## DESCRIPTION OF THE TASK:
Every record should be repeated exactly, except that pictures are left out.
---------- DATA FOR THE TASK ----------
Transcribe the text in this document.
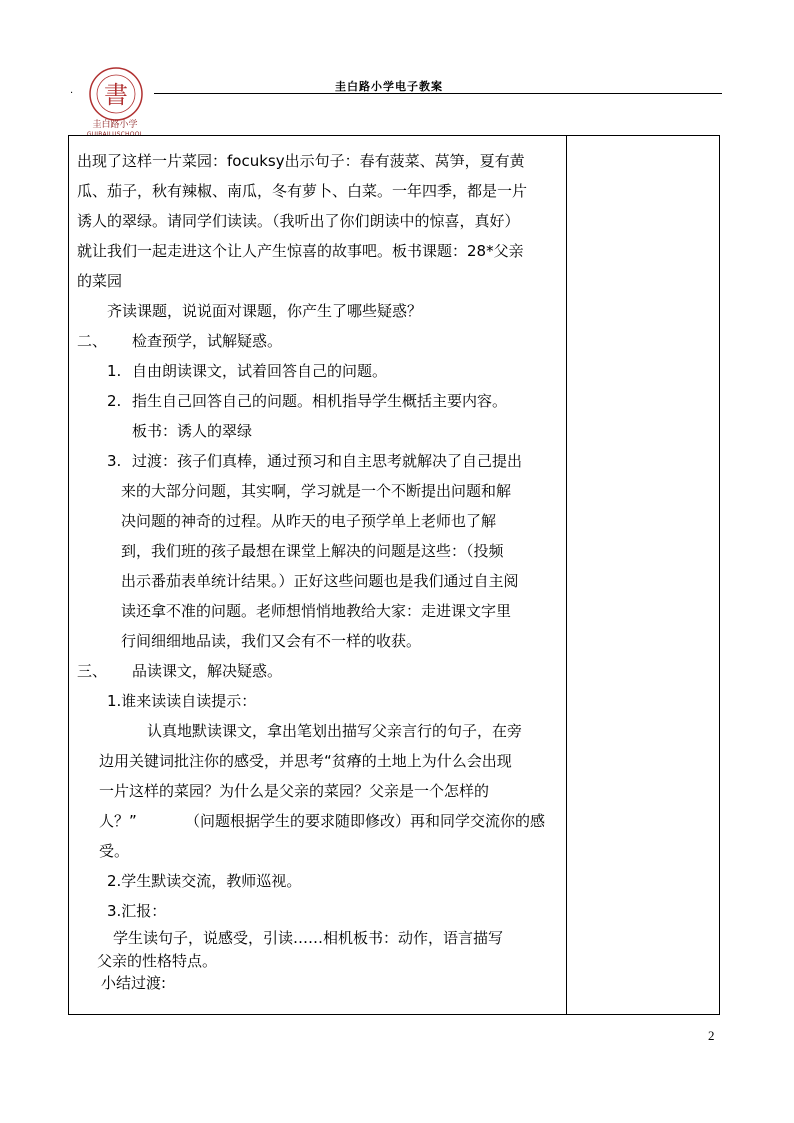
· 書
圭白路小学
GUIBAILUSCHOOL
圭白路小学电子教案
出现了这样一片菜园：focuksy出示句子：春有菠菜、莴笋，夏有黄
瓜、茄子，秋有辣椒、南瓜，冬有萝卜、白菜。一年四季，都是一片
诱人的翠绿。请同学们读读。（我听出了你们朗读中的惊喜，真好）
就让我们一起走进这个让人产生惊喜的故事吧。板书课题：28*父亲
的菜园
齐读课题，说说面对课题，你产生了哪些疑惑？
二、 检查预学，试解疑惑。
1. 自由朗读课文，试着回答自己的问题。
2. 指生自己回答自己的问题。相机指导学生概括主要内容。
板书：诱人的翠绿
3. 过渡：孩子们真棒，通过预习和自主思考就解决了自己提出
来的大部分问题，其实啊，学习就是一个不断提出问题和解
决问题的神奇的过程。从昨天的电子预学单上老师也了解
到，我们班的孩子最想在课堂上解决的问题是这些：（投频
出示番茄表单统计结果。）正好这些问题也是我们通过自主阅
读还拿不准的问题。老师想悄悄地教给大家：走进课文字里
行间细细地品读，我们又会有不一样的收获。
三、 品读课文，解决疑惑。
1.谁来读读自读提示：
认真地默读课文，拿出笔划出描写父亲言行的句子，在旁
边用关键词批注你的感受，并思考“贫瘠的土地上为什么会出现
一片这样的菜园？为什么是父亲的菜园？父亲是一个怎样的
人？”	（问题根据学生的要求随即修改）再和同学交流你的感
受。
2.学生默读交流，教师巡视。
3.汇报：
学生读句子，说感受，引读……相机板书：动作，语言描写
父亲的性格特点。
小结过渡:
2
----------
## OUTPUT:
Transcribe the text in this document.
· 書
圭白路小学
GUIBAILUSCHOOL
圭白路小学电子教案
出现了这样一片菜园：focuksy出示句子：春有菠菜、莴笋，夏有黄
瓜、茄子，秋有辣椒、南瓜，冬有萝卜、白菜。一年四季，都是一片
诱人的翠绿。请同学们读读。（我听出了你们朗读中的惊喜，真好）
就让我们一起走进这个让人产生惊喜的故事吧。板书课题：28*父亲
的菜园
齐读课题，说说面对课题，你产生了哪些疑惑？
二、 检查预学，试解疑惑。
1. 自由朗读课文，试着回答自己的问题。
2. 指生自己回答自己的问题。相机指导学生概括主要内容。
板书：诱人的翠绿
3. 过渡：孩子们真棒，通过预习和自主思考就解决了自己提出
来的大部分问题，其实啊，学习就是一个不断提出问题和解
决问题的神奇的过程。从昨天的电子预学单上老师也了解
到，我们班的孩子最想在课堂上解决的问题是这些：（投频
出示番茄表单统计结果。）正好这些问题也是我们通过自主阅
读还拿不准的问题。老师想悄悄地教给大家：走进课文字里
行间细细地品读，我们又会有不一样的收获。
三、 品读课文，解决疑惑。
1.谁来读读自读提示：
认真地默读课文，拿出笔划出描写父亲言行的句子，在旁
边用关键词批注你的感受，并思考“贫瘠的土地上为什么会出现
一片这样的菜园？为什么是父亲的菜园？父亲是一个怎样的
人？”	（问题根据学生的要求随即修改）再和同学交流你的感
受。
2.学生默读交流，教师巡视。
3.汇报：
学生读句子，说感受，引读……相机板书：动作，语言描写
父亲的性格特点。
小结过渡:
2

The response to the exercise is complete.